[Region annotation records]

########

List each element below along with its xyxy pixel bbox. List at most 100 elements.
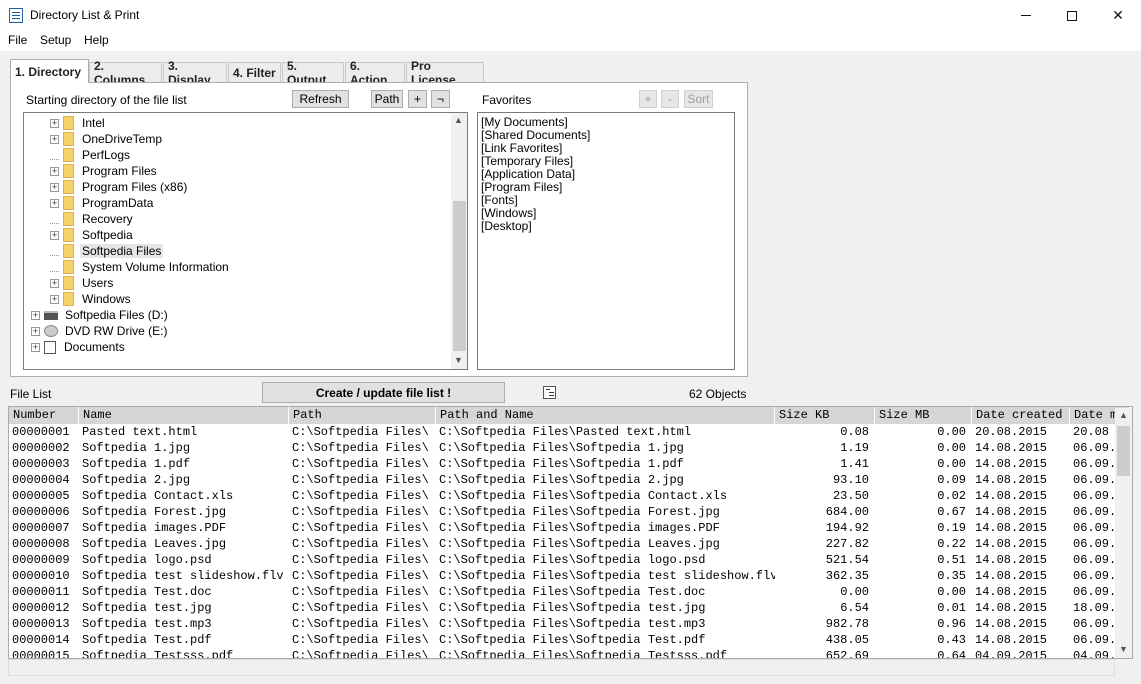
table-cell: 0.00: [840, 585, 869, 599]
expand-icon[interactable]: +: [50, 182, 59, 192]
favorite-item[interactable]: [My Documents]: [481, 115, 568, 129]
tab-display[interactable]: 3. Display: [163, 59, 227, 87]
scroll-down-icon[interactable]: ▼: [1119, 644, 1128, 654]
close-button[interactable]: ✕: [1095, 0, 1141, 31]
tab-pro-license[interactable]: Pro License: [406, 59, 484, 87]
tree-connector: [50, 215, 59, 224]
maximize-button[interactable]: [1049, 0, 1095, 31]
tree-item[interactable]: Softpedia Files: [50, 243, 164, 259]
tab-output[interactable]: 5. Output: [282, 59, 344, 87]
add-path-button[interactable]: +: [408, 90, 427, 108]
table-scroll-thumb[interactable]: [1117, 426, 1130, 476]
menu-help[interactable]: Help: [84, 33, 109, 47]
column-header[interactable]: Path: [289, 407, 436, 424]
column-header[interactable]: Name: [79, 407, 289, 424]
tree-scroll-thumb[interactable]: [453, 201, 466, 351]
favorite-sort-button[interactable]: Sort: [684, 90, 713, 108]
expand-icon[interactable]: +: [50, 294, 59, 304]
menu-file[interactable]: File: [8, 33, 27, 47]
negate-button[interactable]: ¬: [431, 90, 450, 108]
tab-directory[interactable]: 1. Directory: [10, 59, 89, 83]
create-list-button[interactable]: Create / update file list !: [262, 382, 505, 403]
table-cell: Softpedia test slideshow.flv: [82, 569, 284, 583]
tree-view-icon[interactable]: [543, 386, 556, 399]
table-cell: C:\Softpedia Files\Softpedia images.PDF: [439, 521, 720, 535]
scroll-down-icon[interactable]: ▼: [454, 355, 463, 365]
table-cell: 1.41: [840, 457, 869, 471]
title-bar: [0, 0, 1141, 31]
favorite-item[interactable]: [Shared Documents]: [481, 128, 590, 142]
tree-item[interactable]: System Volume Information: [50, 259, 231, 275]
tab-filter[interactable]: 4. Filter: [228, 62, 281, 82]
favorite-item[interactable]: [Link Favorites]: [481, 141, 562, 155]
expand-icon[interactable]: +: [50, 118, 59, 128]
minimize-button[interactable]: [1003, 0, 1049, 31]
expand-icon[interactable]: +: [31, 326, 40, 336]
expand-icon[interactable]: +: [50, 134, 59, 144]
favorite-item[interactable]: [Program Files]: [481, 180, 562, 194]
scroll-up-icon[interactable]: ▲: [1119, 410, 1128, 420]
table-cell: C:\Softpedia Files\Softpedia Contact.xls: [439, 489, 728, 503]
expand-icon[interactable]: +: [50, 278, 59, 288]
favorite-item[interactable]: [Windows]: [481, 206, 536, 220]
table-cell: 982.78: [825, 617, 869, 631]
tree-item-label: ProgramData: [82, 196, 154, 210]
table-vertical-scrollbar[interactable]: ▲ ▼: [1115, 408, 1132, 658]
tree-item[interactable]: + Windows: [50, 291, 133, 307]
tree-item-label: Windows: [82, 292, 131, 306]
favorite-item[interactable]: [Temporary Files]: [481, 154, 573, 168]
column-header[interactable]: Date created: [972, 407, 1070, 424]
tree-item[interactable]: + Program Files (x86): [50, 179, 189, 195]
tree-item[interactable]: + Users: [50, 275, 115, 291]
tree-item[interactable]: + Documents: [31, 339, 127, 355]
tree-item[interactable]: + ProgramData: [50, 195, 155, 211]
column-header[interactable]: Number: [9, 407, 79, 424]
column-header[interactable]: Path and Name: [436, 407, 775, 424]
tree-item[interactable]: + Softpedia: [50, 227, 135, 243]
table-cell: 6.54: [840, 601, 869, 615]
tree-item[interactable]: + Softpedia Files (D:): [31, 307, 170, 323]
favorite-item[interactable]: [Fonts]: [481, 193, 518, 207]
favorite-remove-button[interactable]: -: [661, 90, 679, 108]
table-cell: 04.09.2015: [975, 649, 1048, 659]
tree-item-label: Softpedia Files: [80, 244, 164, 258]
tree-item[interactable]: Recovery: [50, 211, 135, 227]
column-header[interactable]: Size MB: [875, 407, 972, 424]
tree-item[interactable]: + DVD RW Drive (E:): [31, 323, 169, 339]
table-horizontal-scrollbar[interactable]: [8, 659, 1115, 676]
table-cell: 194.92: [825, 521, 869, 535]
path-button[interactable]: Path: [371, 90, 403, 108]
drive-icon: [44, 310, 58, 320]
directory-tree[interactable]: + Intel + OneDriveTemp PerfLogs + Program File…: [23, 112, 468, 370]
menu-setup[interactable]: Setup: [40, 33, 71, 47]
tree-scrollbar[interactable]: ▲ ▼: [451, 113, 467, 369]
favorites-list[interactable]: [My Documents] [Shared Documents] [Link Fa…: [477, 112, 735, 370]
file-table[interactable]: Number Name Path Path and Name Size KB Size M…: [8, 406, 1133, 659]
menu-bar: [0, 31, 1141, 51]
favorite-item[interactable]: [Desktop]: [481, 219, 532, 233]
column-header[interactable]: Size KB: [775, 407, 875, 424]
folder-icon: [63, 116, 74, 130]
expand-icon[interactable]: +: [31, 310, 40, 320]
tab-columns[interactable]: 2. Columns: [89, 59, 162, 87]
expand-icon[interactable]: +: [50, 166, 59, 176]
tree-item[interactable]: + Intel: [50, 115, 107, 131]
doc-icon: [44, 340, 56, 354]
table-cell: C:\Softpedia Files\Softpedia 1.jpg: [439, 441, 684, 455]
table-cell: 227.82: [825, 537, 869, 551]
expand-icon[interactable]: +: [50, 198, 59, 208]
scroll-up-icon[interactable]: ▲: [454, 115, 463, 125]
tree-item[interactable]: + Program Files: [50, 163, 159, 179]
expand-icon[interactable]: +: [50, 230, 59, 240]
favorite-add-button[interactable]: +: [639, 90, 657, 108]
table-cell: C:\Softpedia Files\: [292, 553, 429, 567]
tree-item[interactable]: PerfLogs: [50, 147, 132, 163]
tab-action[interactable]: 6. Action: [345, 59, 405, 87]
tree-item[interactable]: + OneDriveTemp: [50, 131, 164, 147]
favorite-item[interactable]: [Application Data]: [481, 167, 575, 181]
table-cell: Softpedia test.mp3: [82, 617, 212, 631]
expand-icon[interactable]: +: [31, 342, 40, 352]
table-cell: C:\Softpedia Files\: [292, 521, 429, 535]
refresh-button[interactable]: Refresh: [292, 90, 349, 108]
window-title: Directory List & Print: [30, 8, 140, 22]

########

(What is needed) Copy out these lines word for word, covering every item, but leave the pictures out.

(Response)
List each element below along with its xyxy pixel bbox. List at most 100 elements.
table-cell: 0.00: [840, 585, 869, 599]
expand-icon[interactable]: +: [50, 182, 59, 192]
favorite-item[interactable]: [My Documents]: [481, 115, 568, 129]
tab-display[interactable]: 3. Display: [163, 59, 227, 87]
scroll-down-icon[interactable]: ▼: [1119, 644, 1128, 654]
close-button[interactable]: ✕: [1095, 0, 1141, 31]
tab-pro-license[interactable]: Pro License: [406, 59, 484, 87]
tree-connector: [50, 215, 59, 224]
maximize-button[interactable]: [1049, 0, 1095, 31]
tree-item[interactable]: Softpedia Files: [50, 243, 164, 259]
tab-output[interactable]: 5. Output: [282, 59, 344, 87]
add-path-button[interactable]: +: [408, 90, 427, 108]
table-scroll-thumb[interactable]: [1117, 426, 1130, 476]
menu-help[interactable]: Help: [84, 33, 109, 47]
column-header[interactable]: Path: [289, 407, 436, 424]
column-header[interactable]: Name: [79, 407, 289, 424]
tree-scroll-thumb[interactable]: [453, 201, 466, 351]
favorite-sort-button[interactable]: Sort: [684, 90, 713, 108]
expand-icon[interactable]: +: [50, 294, 59, 304]
menu-file[interactable]: File: [8, 33, 27, 47]
negate-button[interactable]: ¬: [431, 90, 450, 108]
tab-directory[interactable]: 1. Directory: [10, 59, 89, 83]
create-list-button[interactable]: Create / update file list !: [262, 382, 505, 403]
table-cell: Softpedia test slideshow.flv: [82, 569, 284, 583]
tree-view-icon[interactable]: [543, 386, 556, 399]
table-cell: C:\Softpedia Files\Softpedia images.PDF: [439, 521, 720, 535]
scroll-down-icon[interactable]: ▼: [454, 355, 463, 365]
table-cell: 1.41: [840, 457, 869, 471]
title-bar: [0, 0, 1141, 31]
favorite-item[interactable]: [Shared Documents]: [481, 128, 590, 142]
tree-item[interactable]: System Volume Information: [50, 259, 231, 275]
tab-filter[interactable]: 4. Filter: [228, 62, 281, 82]
favorite-item[interactable]: [Link Favorites]: [481, 141, 562, 155]
expand-icon[interactable]: +: [50, 118, 59, 128]
minimize-button[interactable]: [1003, 0, 1049, 31]
expand-icon[interactable]: +: [31, 326, 40, 336]
expand-icon[interactable]: +: [50, 134, 59, 144]
favorite-item[interactable]: [Program Files]: [481, 180, 562, 194]
scroll-up-icon[interactable]: ▲: [1119, 410, 1128, 420]
table-cell: C:\Softpedia Files\Softpedia Contact.xls: [439, 489, 728, 503]
expand-icon[interactable]: +: [50, 278, 59, 288]
favorite-item[interactable]: [Windows]: [481, 206, 536, 220]
table-cell: 982.78: [825, 617, 869, 631]
tree-item-label: ProgramData: [82, 196, 154, 210]
table-vertical-scrollbar[interactable]: ▲ ▼: [1115, 408, 1132, 658]
tree-item[interactable]: + Windows: [50, 291, 133, 307]
tree-item-label: Windows: [82, 292, 131, 306]
favorite-item[interactable]: [Temporary Files]: [481, 154, 573, 168]
column-header[interactable]: Date created: [972, 407, 1070, 424]
tree-item[interactable]: + Program Files (x86): [50, 179, 189, 195]
tree-item[interactable]: + Users: [50, 275, 115, 291]
tree-item[interactable]: + Documents: [31, 339, 127, 355]
tree-item[interactable]: + ProgramData: [50, 195, 155, 211]
column-header[interactable]: Number: [9, 407, 79, 424]
column-header[interactable]: Path and Name: [436, 407, 775, 424]
tree-item[interactable]: + Softpedia: [50, 227, 135, 243]
table-cell: 6.54: [840, 601, 869, 615]
tree-item[interactable]: + Softpedia Files (D:): [31, 307, 170, 323]
favorite-item[interactable]: [Fonts]: [481, 193, 518, 207]
favorite-remove-button[interactable]: -: [661, 90, 679, 108]
table-cell: 04.09.2015: [975, 649, 1048, 659]
tree-item-label: Softpedia Files: [80, 244, 164, 258]
tree-item[interactable]: Recovery: [50, 211, 135, 227]
column-header[interactable]: Size MB: [875, 407, 972, 424]
tree-item[interactable]: + DVD RW Drive (E:): [31, 323, 169, 339]
table-horizontal-scrollbar[interactable]: [8, 659, 1115, 676]
table-cell: 194.92: [825, 521, 869, 535]
path-button[interactable]: Path: [371, 90, 403, 108]
drive-icon: [44, 310, 58, 320]
directory-tree[interactable]: + Intel + OneDriveTemp PerfLogs + Program File…: [23, 112, 468, 370]
menu-setup[interactable]: Setup: [40, 33, 71, 47]
tree-scrollbar[interactable]: ▲ ▼: [451, 113, 467, 369]
favorites-list[interactable]: [My Documents] [Shared Documents] [Link Fa…: [477, 112, 735, 370]
file-table[interactable]: Number Name Path Path and Name Size KB Size M…: [8, 406, 1133, 659]
menu-bar: [0, 31, 1141, 51]
favorite-item[interactable]: [Desktop]: [481, 219, 532, 233]
column-header[interactable]: Size KB: [775, 407, 875, 424]
folder-icon: [63, 116, 74, 130]
expand-icon[interactable]: +: [31, 310, 40, 320]
tab-columns[interactable]: 2. Columns: [89, 59, 162, 87]
expand-icon[interactable]: +: [50, 166, 59, 176]
tree-item[interactable]: + Intel: [50, 115, 107, 131]
doc-icon: [44, 340, 56, 354]
table-cell: C:\Softpedia Files\Softpedia 1.jpg: [439, 441, 684, 455]
table-cell: 227.82: [825, 537, 869, 551]
expand-icon[interactable]: +: [50, 198, 59, 208]
scroll-up-icon[interactable]: ▲: [454, 115, 463, 125]
tree-item[interactable]: + Program Files: [50, 163, 159, 179]
expand-icon[interactable]: +: [50, 230, 59, 240]
favorite-add-button[interactable]: +: [639, 90, 657, 108]
table-cell: C:\Softpedia Files\: [292, 553, 429, 567]
tree-item[interactable]: PerfLogs: [50, 147, 132, 163]
tab-action[interactable]: 6. Action: [345, 59, 405, 87]
tree-item[interactable]: + OneDriveTemp: [50, 131, 164, 147]
favorite-item[interactable]: [Application Data]: [481, 167, 575, 181]
table-cell: Softpedia test.mp3: [82, 617, 212, 631]
expand-icon[interactable]: +: [31, 342, 40, 352]
table-cell: C:\Softpedia Files\: [292, 521, 429, 535]
refresh-button[interactable]: Refresh: [292, 90, 349, 108]
window-title: Directory List & Print: [30, 8, 140, 22]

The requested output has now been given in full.